>>>>

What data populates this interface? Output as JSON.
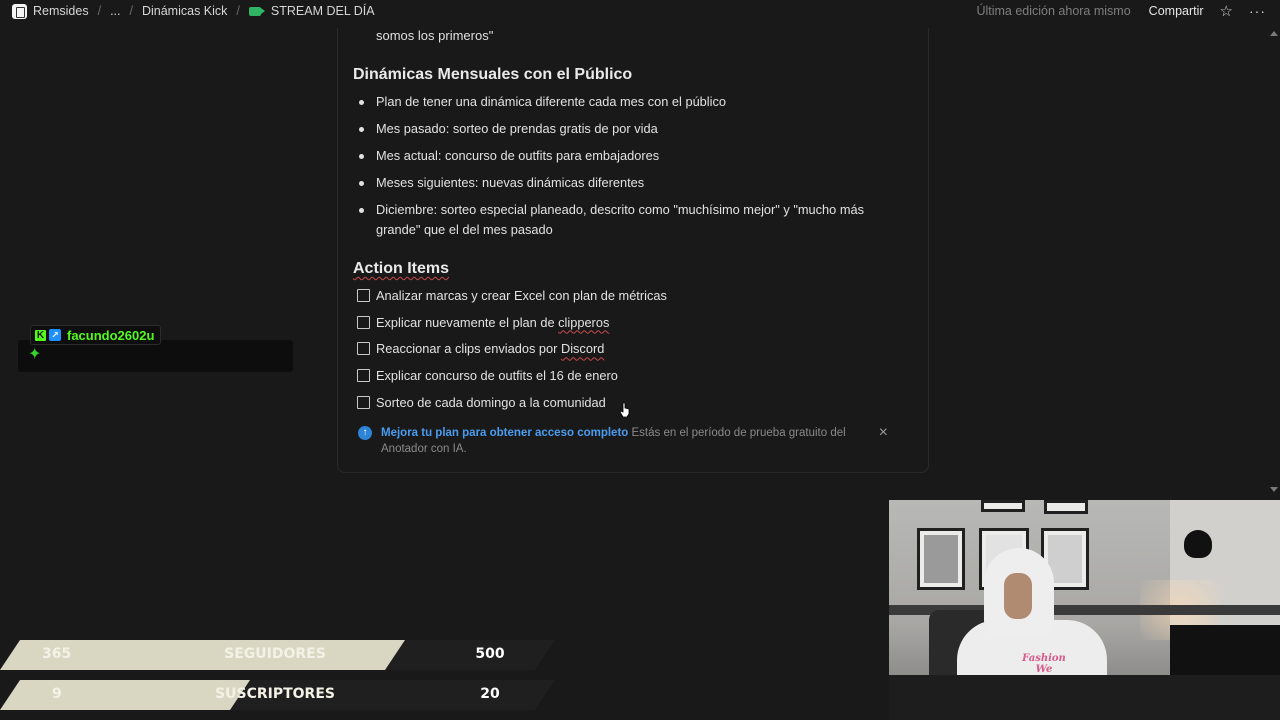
{
  "topbar": {
    "workspace": "Remsides",
    "ellipsis": "...",
    "parent_page": "Dinámicas Kick",
    "current_page": "STREAM DEL DÍA",
    "last_edit": "Última edición ahora mismo",
    "share": "Compartir",
    "more": "···"
  },
  "doc": {
    "prev_text": "somos los primeros\"",
    "section_title": "Dinámicas Mensuales con el Público",
    "bullets": [
      "Plan de tener una dinámica diferente cada mes con el público",
      "Mes pasado: sorteo de prendas gratis de por vida",
      "Mes actual: concurso de outfits para embajadores",
      "Meses siguientes: nuevas dinámicas diferentes",
      "Diciembre: sorteo especial planeado, descrito como \"muchísimo mejor\" y \"mucho más grande\" que el del mes pasado"
    ],
    "action_title": "Action Items",
    "todos": [
      "Analizar marcas y crear Excel con plan de métricas",
      "Explicar nuevamente el plan de ",
      "Reaccionar a clips enviados por ",
      "Explicar concurso de outfits el 16 de enero",
      "Sorteo de cada domingo a la comunidad"
    ],
    "todo_squig_1": "clipperos",
    "todo_squig_2": "Discord",
    "upgrade_link": "Mejora tu plan para obtener acceso completo",
    "upgrade_text": " Estás en el período de prueba gratuito del Anotador con IA.",
    "close": "×"
  },
  "chat": {
    "username": "facundo2602u",
    "kick_badge": "K",
    "emote": "✦"
  },
  "stats": [
    {
      "current": "365",
      "label": "SEGUIDORES",
      "goal": "500",
      "progress": 0.73
    },
    {
      "current": "9",
      "label": "SUSCRIPTORES",
      "goal": "20",
      "progress": 0.45
    }
  ],
  "webcam": {
    "shirt_print": "Fashion We"
  },
  "colors": {
    "background": "#191919",
    "link": "#4a9cf0",
    "kick_green": "#53fc18",
    "stat_fill": "#d9d6c2"
  }
}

<<<<

• [DIRECTION]:
Every line of the data should be copied as it stands, without the images.

• [SOLUTION TO THIS TASK]:
What data populates this interface? Output as JSON.
{
  "topbar": {
    "workspace": "Remsides",
    "ellipsis": "...",
    "parent_page": "Dinámicas Kick",
    "current_page": "STREAM DEL DÍA",
    "last_edit": "Última edición ahora mismo",
    "share": "Compartir",
    "more": "···"
  },
  "doc": {
    "prev_text": "somos los primeros\"",
    "section_title": "Dinámicas Mensuales con el Público",
    "bullets": [
      "Plan de tener una dinámica diferente cada mes con el público",
      "Mes pasado: sorteo de prendas gratis de por vida",
      "Mes actual: concurso de outfits para embajadores",
      "Meses siguientes: nuevas dinámicas diferentes",
      "Diciembre: sorteo especial planeado, descrito como \"muchísimo mejor\" y \"mucho más grande\" que el del mes pasado"
    ],
    "action_title": "Action Items",
    "todos": [
      "Analizar marcas y crear Excel con plan de métricas",
      "Explicar nuevamente el plan de ",
      "Reaccionar a clips enviados por ",
      "Explicar concurso de outfits el 16 de enero",
      "Sorteo de cada domingo a la comunidad"
    ],
    "todo_squig_1": "clipperos",
    "todo_squig_2": "Discord",
    "upgrade_link": "Mejora tu plan para obtener acceso completo",
    "upgrade_text": " Estás en el período de prueba gratuito del Anotador con IA.",
    "close": "×"
  },
  "chat": {
    "username": "facundo2602u",
    "kick_badge": "K",
    "emote": "✦"
  },
  "stats": [
    {
      "current": "365",
      "label": "SEGUIDORES",
      "goal": "500",
      "progress": 0.73
    },
    {
      "current": "9",
      "label": "SUSCRIPTORES",
      "goal": "20",
      "progress": 0.45
    }
  ],
  "webcam": {
    "shirt_print": "Fashion We"
  },
  "colors": {
    "background": "#191919",
    "link": "#4a9cf0",
    "kick_green": "#53fc18",
    "stat_fill": "#d9d6c2"
  }
}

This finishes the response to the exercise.